> _书面练习_
所给文本里，B 指的是什么？

> _所给文本_
'''
阿多米安分解法解半无限区域微分方程一例——气体在多孔介质中的扩散

参考文献:Applied Mathematics and Computation 118 (2001) 123-132

方程:

\begin{equation} y''(x)+2x\frac{y'(x)}{\sqrt{1-\alpha y(x)}}=0,\quad 0<\alpha <1 \label{eq} \end{equation}

边界条件:

\begin{equation} y(0)=1,\quad \lim_{x\to \infty}y(x)=0 \label{bd} \end{equation}

将\eqref{eq}积分,得

\begin{equation} y(x)=1+Bx-2\int_0^x\int_0^xx\frac{y'(x)}{\sqrt{1-\alpha y(x)}}\mathrm dx\mathrm dx \label{solform} \end{equation}

设解为级数形式:$y(x)=\sum_{n=0}^{\infty}y_n(x)$,则\eqref{solform}变为

\begin{equation} \sum_{n=0}^{\infty}y_n(x)=1+Bx-2\int_0^x\int_0^xx\sum_{n=0}^{\infty}A_n(x)\mathrm dx\mathrm dx \label{Adosolform} \end{equation}

其中$B=y'(0)$,待定。
'''
[图像区域标注]
'''
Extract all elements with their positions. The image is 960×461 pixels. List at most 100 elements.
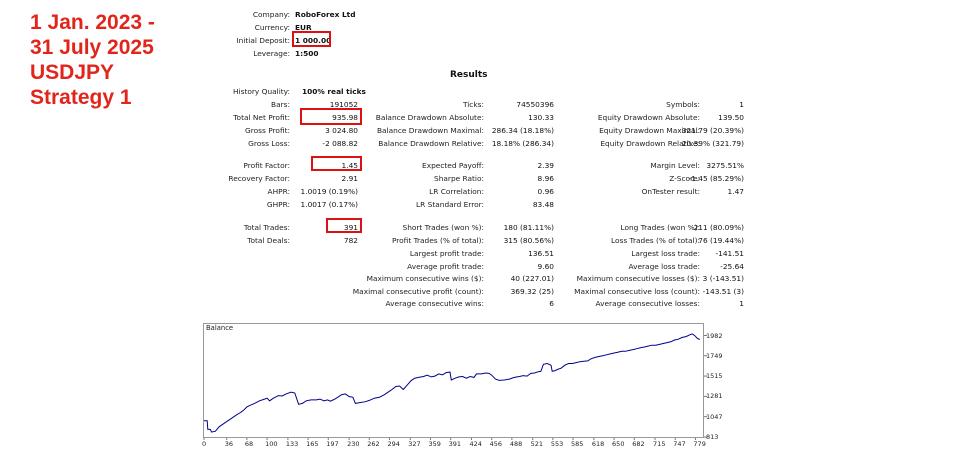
avg-cons-losses-label: Average consecutive losses: (595, 299, 701, 308)
currency-label: Currency: (254, 23, 290, 32)
x-tick-label: 521 (530, 440, 544, 448)
ontester-label: OnTester result: (641, 187, 700, 196)
ahpr-value: 1.0019 (0.19%) (300, 187, 358, 196)
annotation-date-end: 31 July 2025 (30, 36, 154, 59)
deposit-highlight (292, 31, 331, 47)
ghpr-label: GHPR: (266, 200, 290, 209)
balance-dd-abs-label: Balance Drawdown Absolute: (375, 113, 484, 122)
maximal-cons-profit-value: 369.32 (25) (510, 287, 554, 296)
long-trades-value: 211 (80.09%) (693, 223, 744, 232)
ahpr-label: AHPR: (267, 187, 290, 196)
sharpe-ratio-label: Sharpe Ratio: (434, 174, 484, 183)
x-tick-label: 715 (653, 440, 666, 448)
equity-dd-rel-label: Equity Drawdown Relative: (600, 139, 700, 148)
total-trades-highlight (326, 218, 362, 233)
expected-payoff-value: 2.39 (537, 161, 554, 170)
equity-dd-max-value: 321.79 (20.39%) (681, 126, 744, 135)
profit-factor-label: Profit Factor: (243, 161, 290, 170)
chart-title: Balance (206, 324, 234, 332)
x-tick-label: 262 (367, 440, 380, 448)
lr-correlation-label: LR Correlation: (429, 187, 484, 196)
ontester-value: 1.47 (727, 187, 744, 196)
company-value: RoboForex Ltd (295, 10, 356, 19)
gross-loss-value: -2 088.82 (322, 139, 358, 148)
equity-dd-abs-value: 139.50 (718, 113, 744, 122)
total-net-profit-value: 935.98 (332, 113, 358, 122)
x-tick-label: 618 (591, 440, 605, 448)
company-label: Company: (252, 10, 290, 19)
avg-cons-wins-value: 6 (549, 299, 554, 308)
margin-level-label: Margin Level: (650, 161, 700, 170)
ticks-label: Ticks: (462, 100, 484, 109)
x-tick-label: 68 (244, 440, 254, 448)
gross-profit-label: Gross Profit: (245, 126, 290, 135)
total-trades-value: 391 (343, 223, 358, 232)
bars-value: 191052 (329, 100, 358, 109)
x-tick-label: 553 (550, 440, 564, 448)
net-profit-highlight (300, 108, 362, 125)
avg-loss-value: -25.64 (720, 262, 744, 271)
leverage-label: Leverage: (253, 49, 290, 58)
balance-chart-frame (203, 323, 704, 438)
maximal-cons-profit-label: Maximal consecutive profit (count): (352, 287, 484, 296)
expected-payoff-label: Expected Payoff: (422, 161, 484, 170)
max-cons-wins-label: Maximum consecutive wins ($): (366, 274, 484, 283)
x-tick-label: 779 (693, 440, 706, 448)
y-tick-label: 1515 (706, 372, 723, 381)
largest-loss-label: Largest loss trade: (631, 249, 700, 258)
x-tick-label: 682 (632, 440, 645, 448)
avg-profit-label: Average profit trade: (407, 262, 484, 271)
lr-std-error-value: 83.48 (532, 200, 554, 209)
max-cons-wins-value: 40 (227.01) (510, 274, 554, 283)
x-tick-label: 585 (571, 440, 584, 448)
balance-dd-rel-value: 18.18% (286.34) (491, 139, 554, 148)
profit-trades-value: 315 (80.56%) (503, 236, 554, 245)
profit-factor-value: 1.45 (341, 161, 358, 170)
profit-factor-highlight (311, 156, 362, 171)
strategy-annotation: 1 Jan. 2023 - 31 July 2025 USDJPY Strate… (30, 10, 155, 110)
avg-loss-label: Average loss trade: (628, 262, 700, 271)
history-quality-value: 100% real ticks (302, 87, 366, 96)
zscore-value: -1.45 (85.29%) (688, 174, 744, 183)
sharpe-ratio-value: 8.96 (537, 174, 554, 183)
max-cons-losses-label: Maximum consecutive losses ($): (576, 274, 700, 283)
y-tick-label: 813 (706, 433, 719, 441)
total-net-profit-label: Total Net Profit: (233, 113, 290, 122)
long-trades-label: Long Trades (won %): (620, 223, 700, 232)
balance-dd-max-label: Balance Drawdown Maximal: (376, 126, 484, 135)
equity-dd-max-label: Equity Drawdown Maximal: (599, 126, 700, 135)
symbols-value: 1 (739, 100, 744, 109)
equity-dd-abs-label: Equity Drawdown Absolute: (597, 113, 700, 122)
largest-profit-value: 136.51 (528, 249, 554, 258)
x-tick-label: 0 (202, 440, 207, 448)
avg-profit-value: 9.60 (537, 262, 554, 271)
y-tick-label: 1982 (706, 331, 723, 340)
lr-std-error-label: LR Standard Error: (416, 200, 484, 209)
x-tick-label: 488 (509, 440, 523, 448)
y-tick-label: 1749 (706, 351, 723, 360)
short-trades-label: Short Trades (won %): (402, 223, 485, 232)
x-tick-label: 294 (387, 440, 400, 448)
bars-label: Bars: (271, 100, 290, 109)
x-tick-label: 197 (326, 440, 339, 448)
profit-trades-label: Profit Trades (% of total): (391, 236, 484, 245)
x-tick-label: 165 (306, 440, 319, 448)
y-tick-label: 1281 (706, 392, 723, 401)
initial-deposit-value: 1 000.00 (295, 36, 332, 45)
history-quality-label: History Quality: (232, 87, 290, 96)
x-tick-label: 359 (428, 440, 441, 448)
avg-cons-wins-label: Average consecutive wins: (385, 299, 484, 308)
largest-profit-label: Largest profit trade: (409, 249, 484, 258)
zscore-label: Z-Score: (669, 174, 700, 183)
balance-dd-max-value: 286.34 (18.18%) (491, 126, 554, 135)
total-deals-value: 782 (343, 236, 358, 245)
x-tick-label: 456 (489, 440, 503, 448)
gross-profit-value: 3 024.80 (325, 126, 358, 135)
currency-value: EUR (295, 23, 312, 32)
x-tick-label: 230 (347, 440, 360, 448)
largest-loss-value: -141.51 (715, 249, 744, 258)
total-deals-label: Total Deals: (247, 236, 290, 245)
x-tick-label: 133 (285, 440, 299, 448)
equity-dd-rel-value: 20.39% (321.79) (681, 139, 744, 148)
'''
> _任务结果_
B 等于 y'(0)，它的值还没定，有待确定。